◆ Written request:
Please collect every line in the entries below that contains the word "value".

◆ Information supplied:
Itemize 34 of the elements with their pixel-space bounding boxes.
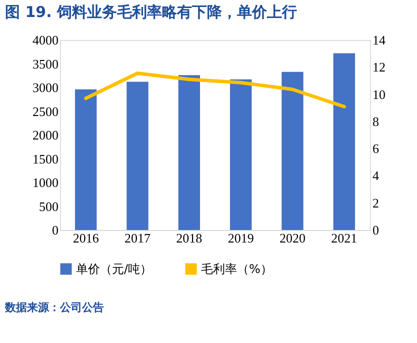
legend-label: 单价（元/吨）: [76, 262, 152, 276]
y-tick-label: 3000: [32, 80, 58, 95]
y-tick-label: 0: [52, 222, 58, 238]
y2-tick-label: 10: [372, 86, 386, 102]
source-note: 数据来源：公司公告: [4, 301, 104, 314]
chart-title: 图 19. 饲料业务毛利率略有下降，单价上行: [5, 3, 298, 21]
y-tick-label: 2000: [32, 128, 58, 142]
x-tick-label: 2017: [124, 230, 151, 246]
bar: [126, 82, 148, 230]
y2-tick-label: 6: [372, 141, 380, 156]
bar: [282, 72, 304, 230]
y2-tick-label: 8: [372, 114, 379, 129]
y2-tick-label: 0: [372, 222, 379, 238]
y-tick-label: 4000: [32, 32, 58, 48]
legend-label: 毛利率（%）: [201, 262, 272, 276]
line-series: [84, 72, 346, 108]
x-tick-label: 2016: [72, 230, 100, 246]
x-tick-label: 2020: [280, 230, 306, 246]
bar: [333, 53, 356, 230]
y2-tick-label: 2: [372, 195, 379, 210]
x-tick-label: 2018: [176, 230, 202, 246]
x-tick-label: 2021: [331, 230, 358, 246]
y-tick-label: 1000: [32, 175, 58, 190]
y-tick-label: 500: [39, 198, 58, 214]
x-tick-label: 2019: [228, 230, 254, 246]
y-tick-label: 2500: [32, 104, 58, 119]
y-tick-label: 3500: [32, 56, 58, 72]
y2-tick-label: 12: [372, 60, 386, 75]
bar: [178, 75, 200, 230]
y2-tick-label: 14: [372, 32, 386, 48]
y2-tick-label: 4: [372, 168, 380, 184]
y-tick-label: 1500: [32, 151, 58, 166]
bar: [230, 79, 252, 230]
bar: [74, 89, 97, 230]
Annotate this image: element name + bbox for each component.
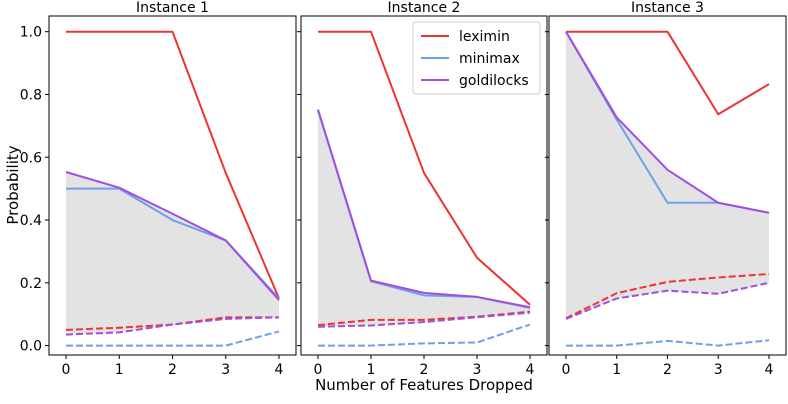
y-tick-label: 0.4 bbox=[20, 213, 42, 229]
shaded-band bbox=[318, 109, 530, 327]
y-axis-label: Probability bbox=[4, 145, 22, 224]
legend-label: goldilocks bbox=[459, 73, 529, 89]
panel-title: Instance 3 bbox=[631, 0, 704, 16]
shaded-band bbox=[66, 172, 279, 335]
series-line-goldilocks-solid bbox=[317, 109, 531, 309]
series-line-leximin-solid bbox=[66, 30, 280, 299]
series-line-minimax-dashed bbox=[318, 323, 531, 347]
x-axis-label: Number of Features Dropped bbox=[315, 376, 533, 394]
x-tick-label: 3 bbox=[714, 362, 723, 378]
x-tick-label: 2 bbox=[420, 362, 429, 378]
series-line-minimax-dashed bbox=[566, 339, 770, 347]
y-tick-label: 0.0 bbox=[20, 339, 42, 355]
chart-panel: 0 1 2 3 4 Instance 2 bbox=[297, 0, 548, 378]
x-tick-label: 4 bbox=[526, 362, 535, 378]
series-line-leximin-dashed bbox=[565, 273, 770, 320]
x-tick-label: 0 bbox=[62, 362, 71, 378]
series-line-goldilocks-dashed bbox=[565, 281, 770, 320]
x-tick-label: 3 bbox=[473, 362, 482, 378]
x-tick-label: 1 bbox=[612, 362, 621, 378]
chart-panel: 0.0 0.2 0.4 0.6 0.8 1.0 0 1 2 3 4 Instance 1 bbox=[20, 0, 297, 378]
panel-title: Instance 1 bbox=[136, 0, 209, 16]
series-line-goldilocks-dashed bbox=[317, 311, 531, 328]
chart-panel: 0 1 2 3 4 Instance 3 bbox=[545, 0, 787, 378]
legend-box bbox=[412, 21, 541, 95]
chart-legend: leximin minimax goldilocks bbox=[412, 21, 541, 95]
x-tick-label: 4 bbox=[275, 362, 284, 378]
series-line-leximin-solid bbox=[566, 30, 770, 116]
x-tick-label: 3 bbox=[221, 362, 230, 378]
y-tick-label: 0.2 bbox=[20, 276, 42, 292]
shaded-band bbox=[566, 31, 769, 319]
series-line-goldilocks-solid bbox=[565, 31, 770, 214]
y-tick-label: 1.0 bbox=[20, 25, 42, 41]
series-line-goldilocks-dashed bbox=[65, 316, 280, 336]
panel-title: Instance 2 bbox=[388, 0, 461, 16]
y-tick-label: 0.8 bbox=[20, 87, 42, 103]
x-tick-label: 0 bbox=[314, 362, 323, 378]
legend-label: leximin bbox=[459, 29, 510, 45]
x-tick-label: 1 bbox=[367, 362, 376, 378]
legend-label: minimax bbox=[459, 51, 520, 67]
series-line-leximin-dashed bbox=[65, 316, 279, 331]
x-tick-label: 2 bbox=[168, 362, 177, 378]
x-tick-label: 1 bbox=[115, 362, 124, 378]
x-tick-label: 0 bbox=[562, 362, 571, 378]
y-tick-label: 0.6 bbox=[20, 150, 42, 166]
x-tick-label: 4 bbox=[765, 362, 774, 378]
series-line-goldilocks-solid bbox=[65, 171, 280, 301]
series-line-minimax-dashed bbox=[66, 330, 280, 347]
series-line-leximin-solid bbox=[318, 30, 531, 306]
chart-panels: 0.0 0.2 0.4 0.6 0.8 1.0 0 1 2 3 4 Instance 1 0 1 2 3 4 In… bbox=[20, 0, 787, 378]
series-line-leximin-dashed bbox=[317, 310, 531, 327]
x-tick-label: 2 bbox=[663, 362, 672, 378]
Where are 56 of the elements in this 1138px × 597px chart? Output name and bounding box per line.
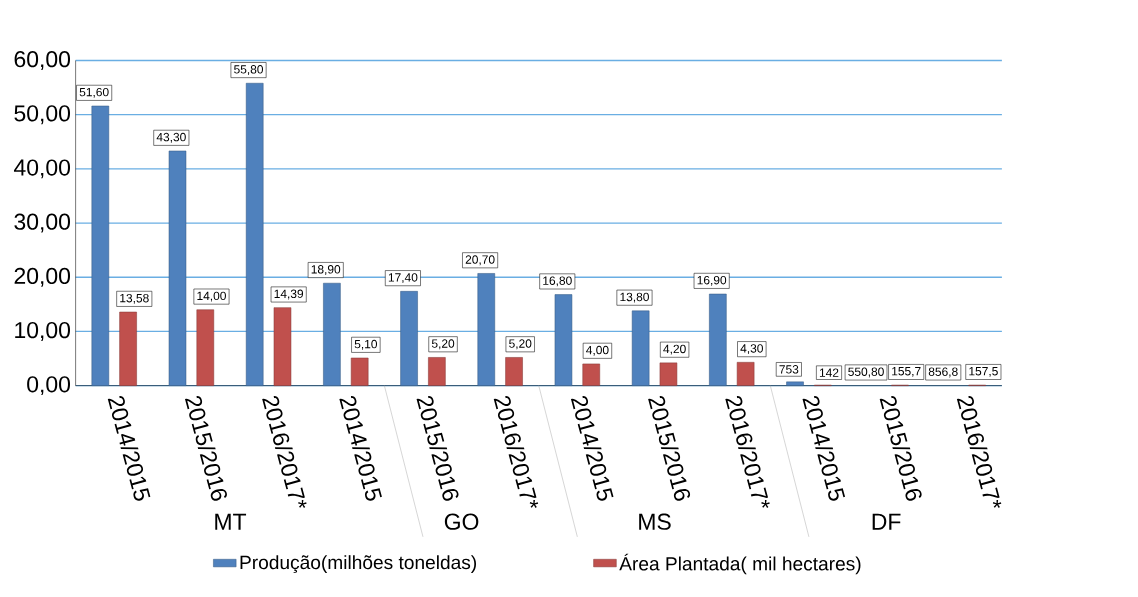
y-tick-label: 30,00	[14, 213, 71, 233]
bar	[428, 357, 446, 386]
data-label: 5,10	[354, 339, 378, 350]
data-label: 5,20	[509, 339, 532, 350]
data-label: 51,60	[79, 87, 109, 98]
bar	[554, 294, 573, 386]
bar	[91, 105, 110, 386]
bar	[168, 150, 187, 386]
data-label: 4,00	[586, 345, 609, 356]
annotation: 856,8	[928, 367, 958, 378]
data-label: 16,80	[543, 276, 572, 287]
data-label: 4,20	[663, 344, 686, 355]
annotation: 550,80	[848, 367, 884, 378]
data-label: 4,30	[740, 344, 763, 354]
bar	[350, 357, 369, 386]
bar	[736, 361, 755, 386]
y-tick-label: 0,00	[27, 375, 71, 395]
bar	[119, 311, 137, 386]
bar	[323, 282, 341, 386]
bar	[582, 363, 601, 386]
bar	[245, 82, 264, 386]
data-label: 18,90	[311, 264, 341, 275]
bar	[631, 310, 650, 386]
data-label: 16,90	[697, 275, 727, 286]
annotation: 142	[819, 368, 839, 377]
text: DF	[872, 513, 901, 530]
y-tick-label: 20,00	[14, 267, 71, 287]
y-tick-label: 40,00	[13, 159, 71, 179]
text: MT	[215, 513, 247, 530]
bar	[786, 381, 804, 386]
data-label: 17,40	[388, 273, 418, 283]
legend-label: Área Plantada( mil hectares)	[619, 553, 861, 575]
data-label: 20,70	[465, 255, 495, 266]
annotation: 753	[779, 364, 799, 374]
annotation: 157,5	[969, 366, 998, 377]
data-label: 55,80	[234, 64, 264, 75]
y-tick-label: 60,00	[14, 50, 71, 70]
bar	[505, 357, 523, 386]
bar	[400, 290, 418, 386]
data-label: 13,58	[120, 293, 149, 304]
data-label: 13,80	[620, 292, 649, 303]
data-label: 5,20	[431, 339, 455, 350]
y-tick-label: 50,00	[14, 105, 71, 124]
bar	[659, 362, 678, 386]
bar	[273, 307, 292, 386]
y-tick-label: 10,00	[15, 321, 71, 341]
annotation: 155,7	[892, 366, 921, 377]
bar	[709, 293, 727, 386]
text: MS	[639, 513, 671, 530]
legend-label: Produção(milhões toneldas)	[240, 554, 477, 573]
data-label: 14,00	[197, 291, 226, 302]
bar	[196, 309, 215, 386]
data-label: 14,39	[274, 289, 304, 300]
data-label: 43,30	[156, 132, 186, 143]
text: GO	[444, 513, 479, 530]
bar	[477, 273, 496, 386]
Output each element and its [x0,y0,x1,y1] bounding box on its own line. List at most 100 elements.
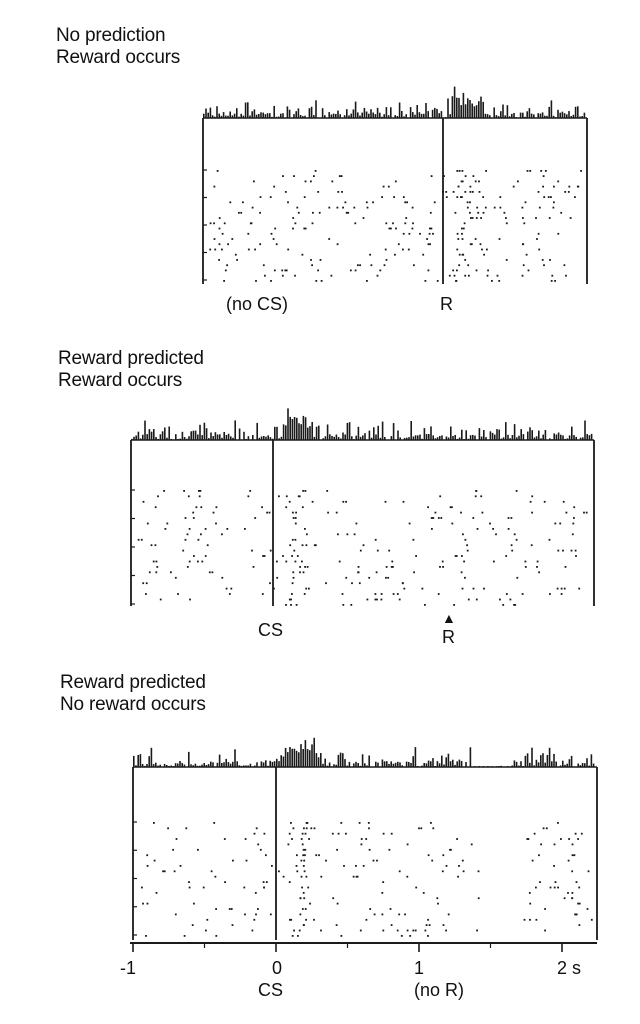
panel2-spike-dot [325,582,327,585]
panel1-hist-bar [495,115,498,118]
panel2-spike-dot [455,555,458,557]
panel2-hist-bar [359,436,362,440]
panel3-hist-bar [234,749,236,767]
panel3-spike-dot [586,908,589,910]
panel2-burst-dot [291,582,294,585]
panel1-hist-bar [467,98,469,118]
panel2-hist-bar [175,434,177,440]
panel3-hist-bar [520,761,522,767]
panel3-spike-dot [381,913,384,916]
panel3-spike-dot [531,859,534,862]
panel1-burst-dot [461,180,464,183]
panel2-burst-dot [293,549,296,552]
panel3-hist-bar [284,747,287,767]
panel1-spike-dot [254,248,256,251]
panel1-spike-dot [422,253,425,256]
panel2-spike-dot [170,571,172,574]
panel3-spike-dot [418,827,420,830]
panel3-hist-bar [410,763,412,767]
panel3-spike-dot [245,859,248,862]
panel1-spike-dot [408,232,411,235]
panel1-hist-bar [440,111,443,118]
panel3-spike-dot [415,886,418,889]
panel2-spike-dot [342,604,345,606]
panel2-spike-dot [430,517,433,519]
panel3-spike-dot [153,822,155,824]
panel3-burst-dot [300,859,303,862]
panel1-spike-dot [569,217,572,219]
panel2-hist-bar [144,420,146,440]
panel2-spike-dot [531,511,533,514]
panel2-spike-dot [392,593,395,595]
panel3-spike-dot [457,875,459,878]
panel3-burst-dot [302,854,305,857]
panel1-hist-bar [205,108,207,118]
panel2-hist-bar [509,438,511,440]
panel3-spike-dot [254,892,257,894]
panel3-spike-dot [577,838,579,840]
panel1-spike-dot [216,170,219,172]
panel3-spike-dot [287,843,290,846]
panel3-spike-dot [243,886,246,889]
panel2-spike-dot [366,598,369,601]
panel1-hist-bar [482,101,484,118]
panel3-spike-dot [458,865,460,867]
panel1-nocs-label: (no CS) [226,294,289,314]
panel2-spike-dot [276,560,278,563]
panel3-spike-dot [388,848,391,851]
panel3-spike-dot [427,854,430,857]
panel1-hist-bar [484,113,487,118]
panel2-hist-bar [507,434,509,440]
panel2-burst-dot [295,604,298,606]
panel3-burst-dot [300,875,303,878]
panel1-burst-dot [469,201,471,204]
panel3-spike-dot [141,886,143,889]
panel3-hist-bar [441,755,443,767]
panel2-spike-dot [403,587,406,590]
panel3-spike-dot [432,827,435,830]
panel2-hist-bar [417,435,419,440]
panel2-burst-dot [285,560,288,563]
panel1-spike-dot [486,248,488,251]
panel3-spike-dot [179,865,182,867]
panel3-hist-bar [225,758,227,767]
panel2-hist-bar [315,426,318,440]
panel2-hist-bar [516,437,518,440]
panel3-spike-dot [390,832,393,835]
panel3-hist-bar [460,761,463,767]
xtick-label-1: 1 [414,958,425,978]
panel3-hist-bar [309,750,311,767]
panel3-hist-bar [425,763,428,767]
panel2-hist-bar [436,437,439,440]
panel2-burst-dot [304,490,307,492]
panel3-hist-bar [551,761,553,767]
panel3-spike-dot [545,827,548,830]
panel3-hist-bar [313,737,315,767]
panel3-spike-dot [539,881,541,883]
panel2-spike-dot [269,549,272,552]
panel1-spike-dot [331,180,334,183]
panel1-burst-dot [474,238,477,240]
panel3-hist-bar [139,754,142,767]
panel1-hist-bar [423,113,425,118]
panel3-spike-dot [359,929,362,932]
panel1-hist-bar [330,114,333,118]
panel1-spike-dot [218,227,221,230]
panel1-spike-dot [311,264,313,267]
panel2-spike-dot [560,587,563,590]
panel1-hist-bar [286,106,289,118]
panel1-hist-bar [453,86,456,118]
panel2-hist-bar [348,422,351,440]
panel1-spike-dot [282,175,284,177]
panel2-hist-bar [331,435,333,440]
panel1-title-line2: Reward occurs [56,47,181,68]
panel1-hist-bar [427,111,429,118]
panel3-spike-dot [577,902,579,905]
panel1-hist-bar [218,113,220,118]
panel3-spike-dot [523,918,526,921]
panel3-spike-dot [456,838,458,840]
panel3-hist-bar [355,761,357,767]
panel2-spike-dot [481,511,484,514]
panel3-hist-bar [221,762,223,767]
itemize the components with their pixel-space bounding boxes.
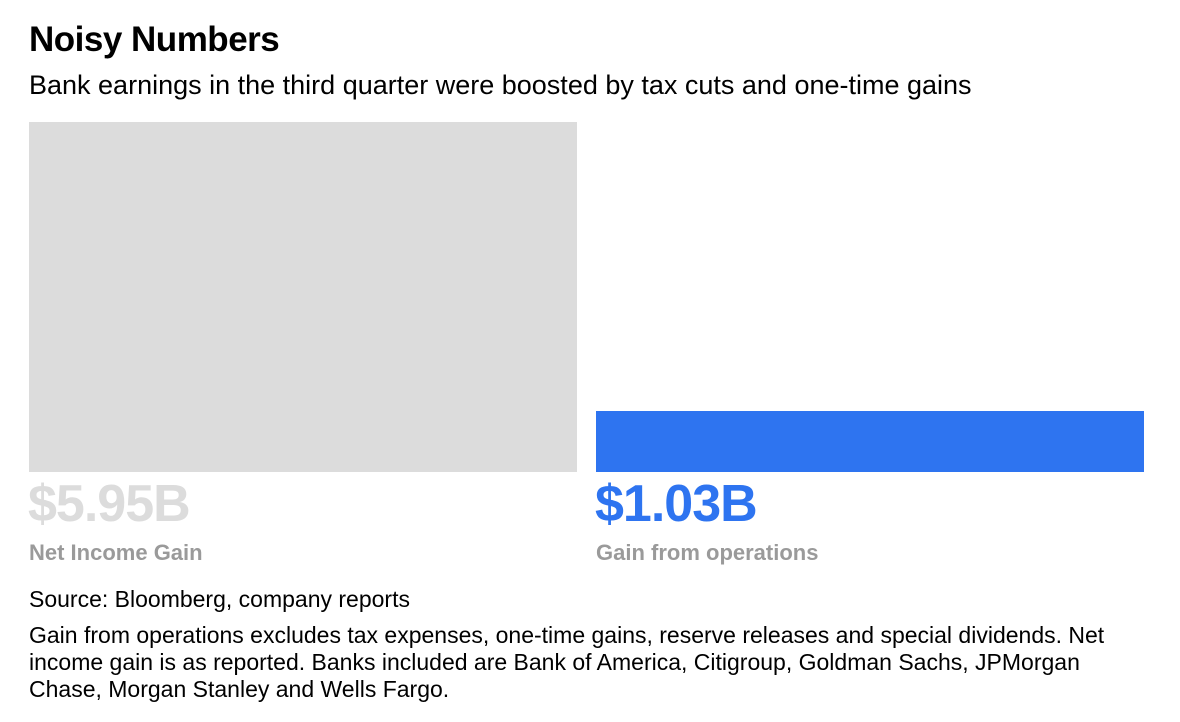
chart-title: Noisy Numbers	[29, 20, 280, 59]
bar-column-2	[596, 122, 1144, 472]
bar-2	[596, 411, 1144, 472]
category-label-2: Gain from operations	[596, 540, 819, 565]
bar-column-1	[29, 122, 577, 472]
value-label-1: $5.95B	[28, 475, 191, 533]
source-note: Source: Bloomberg, company reports	[29, 586, 410, 612]
footnote: Gain from operations excludes tax expens…	[29, 622, 1105, 702]
bar-1	[29, 122, 577, 472]
value-label-2: $1.03B	[595, 475, 758, 533]
category-label-1: Net Income Gain	[29, 540, 203, 565]
chart-subtitle: Bank earnings in the third quarter were …	[29, 70, 972, 100]
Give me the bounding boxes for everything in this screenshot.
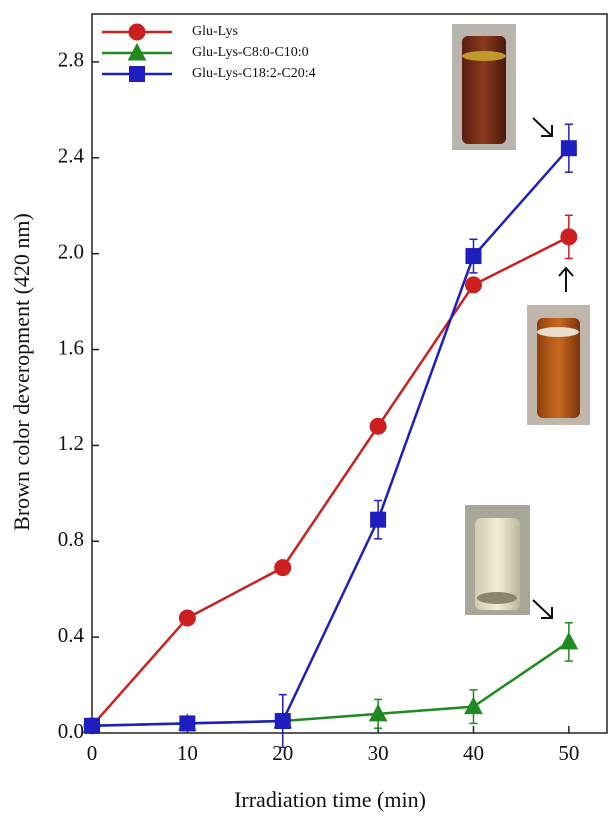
- legend-marker: [129, 66, 145, 82]
- data-point: [370, 511, 387, 528]
- legend-marker: [127, 42, 147, 61]
- data-point: [178, 609, 196, 627]
- data-point: [559, 631, 579, 650]
- series-line: [91, 640, 570, 728]
- data-point: [179, 715, 196, 732]
- y-tick-label: 2.8: [58, 48, 84, 72]
- x-tick-label: 50: [558, 741, 579, 765]
- legend-marker: [128, 23, 146, 41]
- y-tick-label: 2.0: [58, 239, 84, 263]
- vial-photo: [527, 305, 590, 425]
- data-point: [274, 713, 291, 730]
- data-point: [560, 140, 577, 157]
- series-line: [91, 235, 570, 727]
- data-point: [465, 248, 482, 265]
- x-tick-label: 10: [177, 741, 198, 765]
- vial-photo: [465, 505, 530, 615]
- vial-photo: [452, 24, 516, 150]
- legend-label: Glu-Lys-C18:2-C20:4: [192, 66, 316, 81]
- plot-frame: [91, 13, 608, 734]
- x-tick-label: 40: [463, 741, 484, 765]
- y-axis-title: Brown color deveropment (420 nm): [9, 213, 34, 531]
- y-tick-label: 0.0: [58, 719, 84, 743]
- data-point: [84, 717, 100, 734]
- legend-label: Glu-Lys: [192, 24, 238, 39]
- arrows: [532, 117, 574, 619]
- data-point: [368, 703, 388, 722]
- data-point: [369, 417, 387, 435]
- y-tick-label: 1.6: [58, 335, 84, 359]
- x-tick-label: 0: [87, 741, 98, 765]
- y-tick-label: 0.8: [58, 527, 84, 551]
- legend-label: Glu-Lys-C8:0-C10:0: [192, 45, 309, 60]
- x-tick-label: 20: [272, 741, 293, 765]
- y-tick-label: 1.2: [58, 431, 84, 455]
- x-tick-label: 30: [368, 741, 389, 765]
- x-axis-title: Irradiation time (min): [234, 787, 426, 812]
- data-point: [464, 696, 483, 715]
- data-point: [274, 559, 292, 577]
- y-tick-label: 0.4: [58, 623, 85, 647]
- series-line: [91, 147, 570, 728]
- y-tick-label: 2.4: [58, 144, 85, 168]
- data-point: [560, 228, 578, 246]
- data-point: [464, 276, 482, 294]
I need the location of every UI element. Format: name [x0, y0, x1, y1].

◆ Task solution:
value-label-1: $5.95B	[28, 475, 191, 533]
value-label-2: $1.03B	[595, 475, 758, 533]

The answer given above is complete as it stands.